* Do this *
Output everything in the data below from the line containing "List all visible" down to the line containing "letter-date: मिति : २०८१।०५।१३: [870, 425, 1098, 460]" as a JSON array of strings, one string per line, with blank lines and the picture omitted.

* Dataset records *
··········
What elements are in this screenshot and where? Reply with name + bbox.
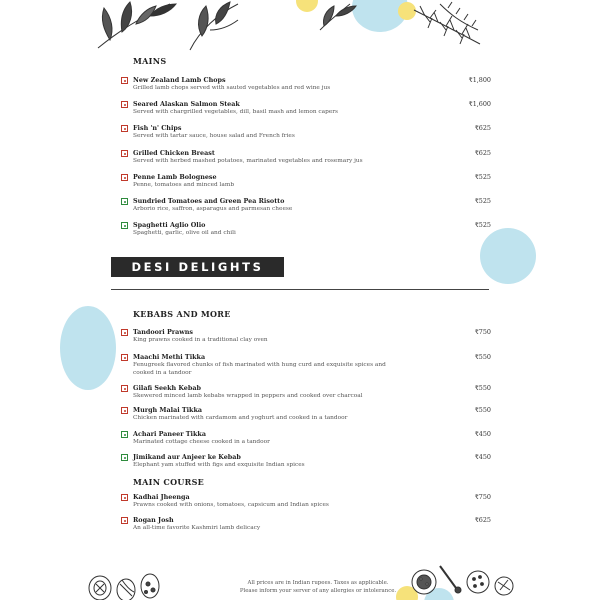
··········
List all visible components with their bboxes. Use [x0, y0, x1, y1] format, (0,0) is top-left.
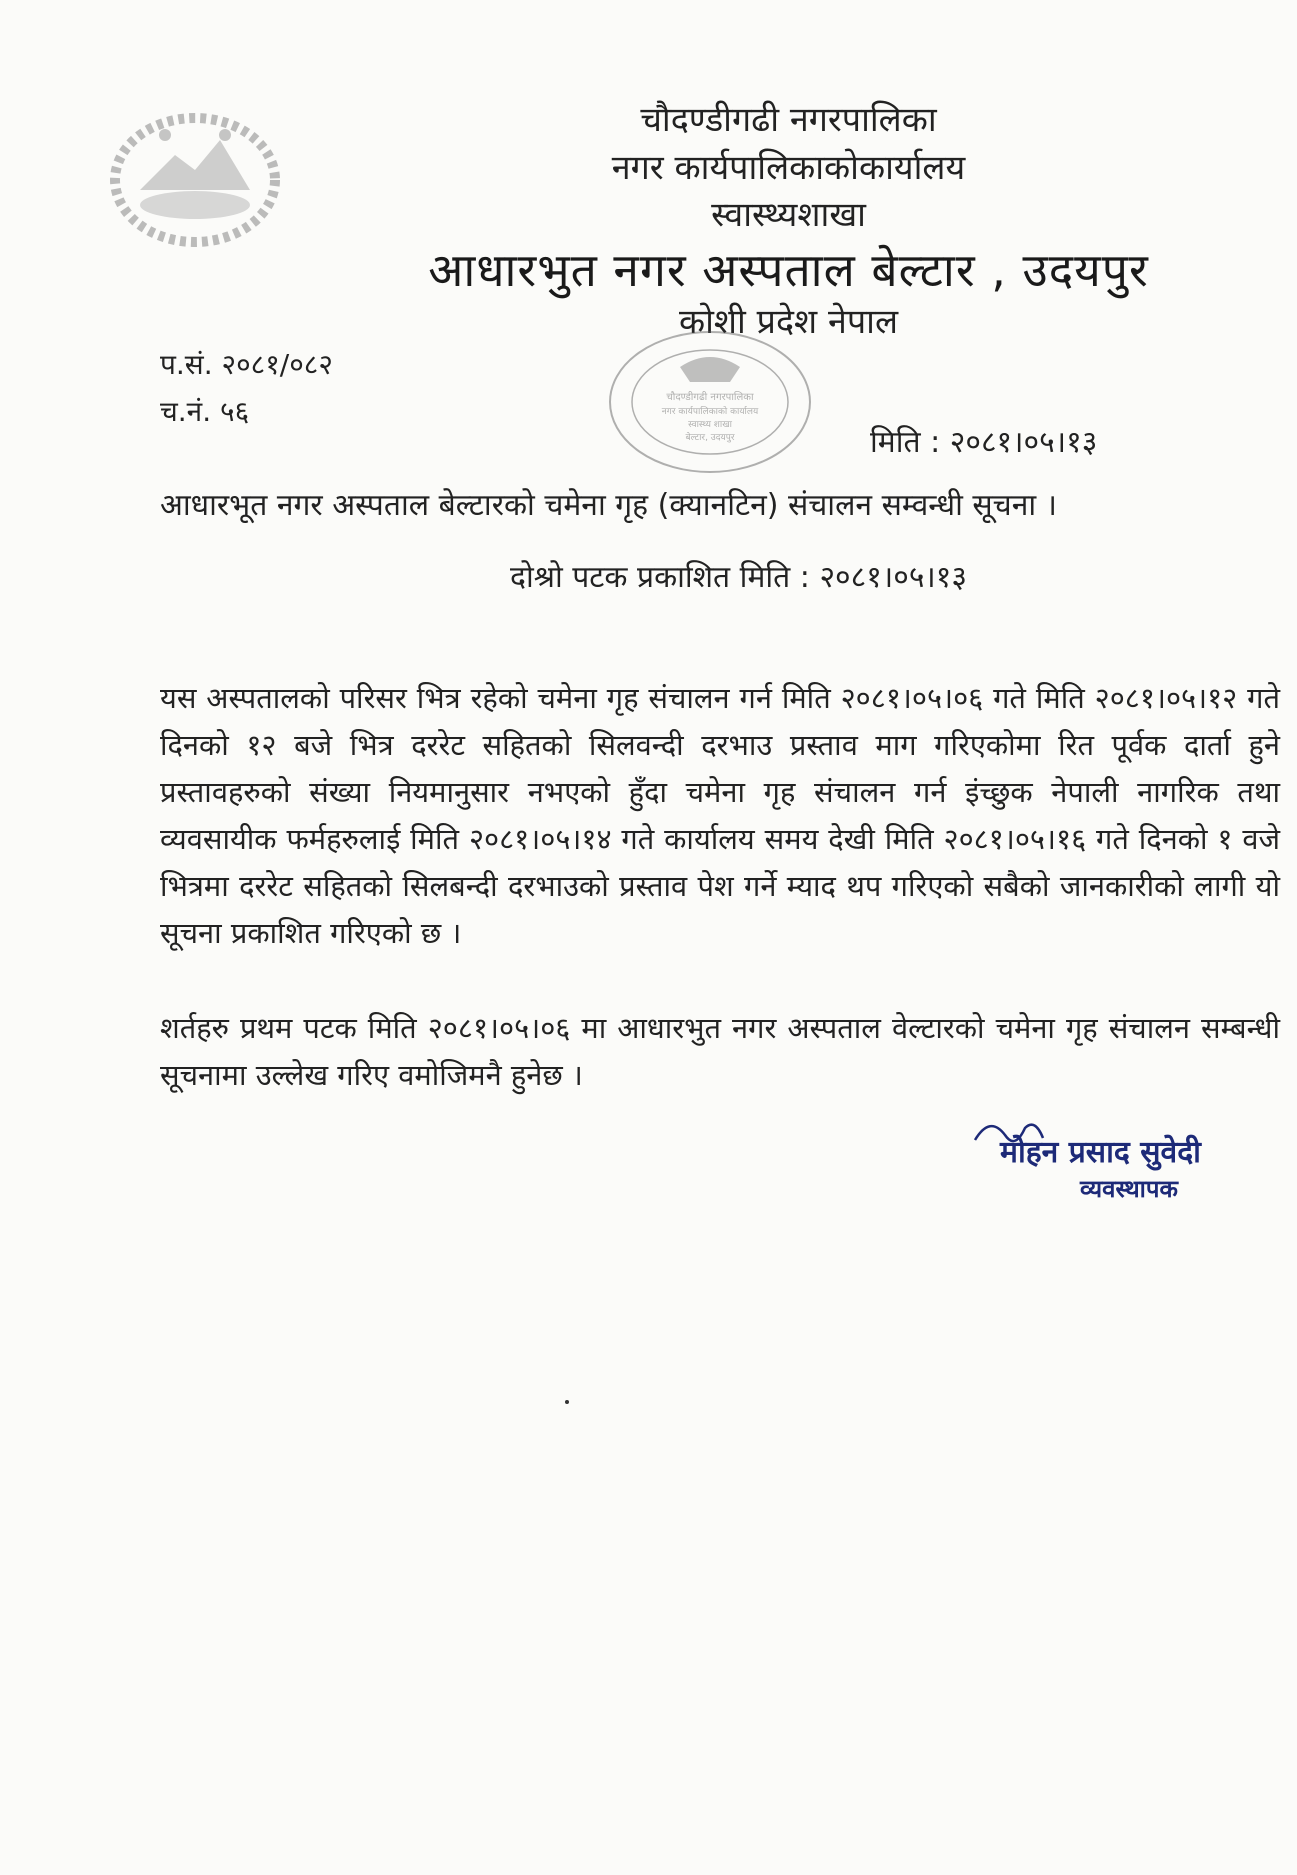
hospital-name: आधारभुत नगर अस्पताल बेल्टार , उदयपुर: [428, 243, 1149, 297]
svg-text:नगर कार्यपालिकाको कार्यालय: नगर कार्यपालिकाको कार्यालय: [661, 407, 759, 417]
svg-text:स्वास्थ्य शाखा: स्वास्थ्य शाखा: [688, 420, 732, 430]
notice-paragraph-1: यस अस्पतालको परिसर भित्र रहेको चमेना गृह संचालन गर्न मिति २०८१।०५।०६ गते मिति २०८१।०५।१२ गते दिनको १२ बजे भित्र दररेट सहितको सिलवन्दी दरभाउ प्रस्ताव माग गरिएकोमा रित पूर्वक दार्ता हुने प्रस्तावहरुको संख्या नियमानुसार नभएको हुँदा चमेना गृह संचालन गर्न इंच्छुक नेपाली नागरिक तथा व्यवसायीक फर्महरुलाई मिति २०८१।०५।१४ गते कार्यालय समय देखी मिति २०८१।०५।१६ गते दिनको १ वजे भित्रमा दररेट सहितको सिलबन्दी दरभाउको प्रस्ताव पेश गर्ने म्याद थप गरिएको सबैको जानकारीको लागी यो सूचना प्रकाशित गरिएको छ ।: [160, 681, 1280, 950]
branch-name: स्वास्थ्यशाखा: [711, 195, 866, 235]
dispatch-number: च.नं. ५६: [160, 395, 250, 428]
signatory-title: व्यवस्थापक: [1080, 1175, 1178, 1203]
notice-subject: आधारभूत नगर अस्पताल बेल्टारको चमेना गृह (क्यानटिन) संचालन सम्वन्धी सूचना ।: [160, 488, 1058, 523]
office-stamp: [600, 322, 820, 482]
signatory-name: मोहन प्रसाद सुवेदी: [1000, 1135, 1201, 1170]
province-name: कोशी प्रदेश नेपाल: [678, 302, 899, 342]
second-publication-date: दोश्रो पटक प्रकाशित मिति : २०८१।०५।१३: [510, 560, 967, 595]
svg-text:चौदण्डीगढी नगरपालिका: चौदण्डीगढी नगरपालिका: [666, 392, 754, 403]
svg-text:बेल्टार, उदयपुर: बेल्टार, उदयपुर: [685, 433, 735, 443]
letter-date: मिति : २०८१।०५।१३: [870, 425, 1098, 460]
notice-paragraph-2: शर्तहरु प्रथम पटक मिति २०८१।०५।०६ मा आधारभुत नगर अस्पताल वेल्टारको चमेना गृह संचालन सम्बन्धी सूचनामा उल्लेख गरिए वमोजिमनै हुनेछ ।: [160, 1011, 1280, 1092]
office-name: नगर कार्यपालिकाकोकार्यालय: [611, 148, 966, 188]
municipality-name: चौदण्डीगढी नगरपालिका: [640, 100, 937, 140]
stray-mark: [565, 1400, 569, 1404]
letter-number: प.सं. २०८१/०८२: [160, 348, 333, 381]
··········
* Output of the task *
[
  "List all visible components with their bboxes. Use [x0, y0, x1, y1] format, (0,0) is top-left.",
  "hospital-name: आधारभुत नगर अस्पताल बेल्टार , उदयपुर: [428, 243, 1149, 297]",
  "svg-text:नगर कार्यपालिकाको कार्यालय: नगर कार्यपालिकाको कार्यालय: [661, 407, 759, 417]",
  "svg-text:स्वास्थ्य शाखा: स्वास्थ्य शाखा: [688, 420, 732, 430]",
  "notice-paragraph-1: यस अस्पतालको परिसर भित्र रहेको चमेना गृह संचालन गर्न मिति २०८१।०५।०६ गते मिति २०८१।०५।१२ गते दिनको १२ बजे भित्र दररेट सहितको सिलवन्दी दरभाउ प्रस्ताव माग गरिएकोमा रित पूर्वक दार्ता हुने प्रस्तावहरुको संख्या नियमानुसार नभएको हुँदा चमेना गृह संचालन गर्न इंच्छुक नेपाली नागरिक तथा व्यवसायीक फर्महरुलाई मिति २०८१।०५।१४ गते कार्यालय समय देखी मिति २०८१।०५।१६ गते दिनको १ वजे भित्रमा दररेट सहितको सिलबन्दी दरभाउको प्रस्ताव पेश गर्ने म्याद थप गरिएको सबैको जानकारीको लागी यो सूचना प्रकाशित गरिएको छ ।: [160, 681, 1280, 950]",
  "branch-name: स्वास्थ्यशाखा: [711, 195, 866, 235]",
  "dispatch-number: च.नं. ५६: [160, 395, 250, 428]",
  "signatory-title: व्यवस्थापक: [1080, 1175, 1178, 1203]",
  "notice-subject: आधारभूत नगर अस्पताल बेल्टारको चमेना गृह (क्यानटिन) संचालन सम्वन्धी सूचना ।: [160, 488, 1058, 523]",
  "office-stamp: [600, 322, 820, 482]",
  "signatory-name: मोहन प्रसाद सुवेदी: [1000, 1135, 1201, 1170]",
  "province-name: कोशी प्रदेश नेपाल: [678, 302, 899, 342]",
  "second-publication-date: दोश्रो पटक प्रकाशित मिति : २०८१।०५।१३: [510, 560, 967, 595]",
  "svg-text:चौदण्डीगढी नगरपालिका: चौदण्डीगढी नगरपालिका: [666, 392, 754, 403]",
  "svg-text:बेल्टार, उदयपुर: बेल्टार, उदयपुर: [685, 433, 735, 443]",
  "letter-date: मिति : २०८१।०५।१३: [870, 425, 1098, 460]"
]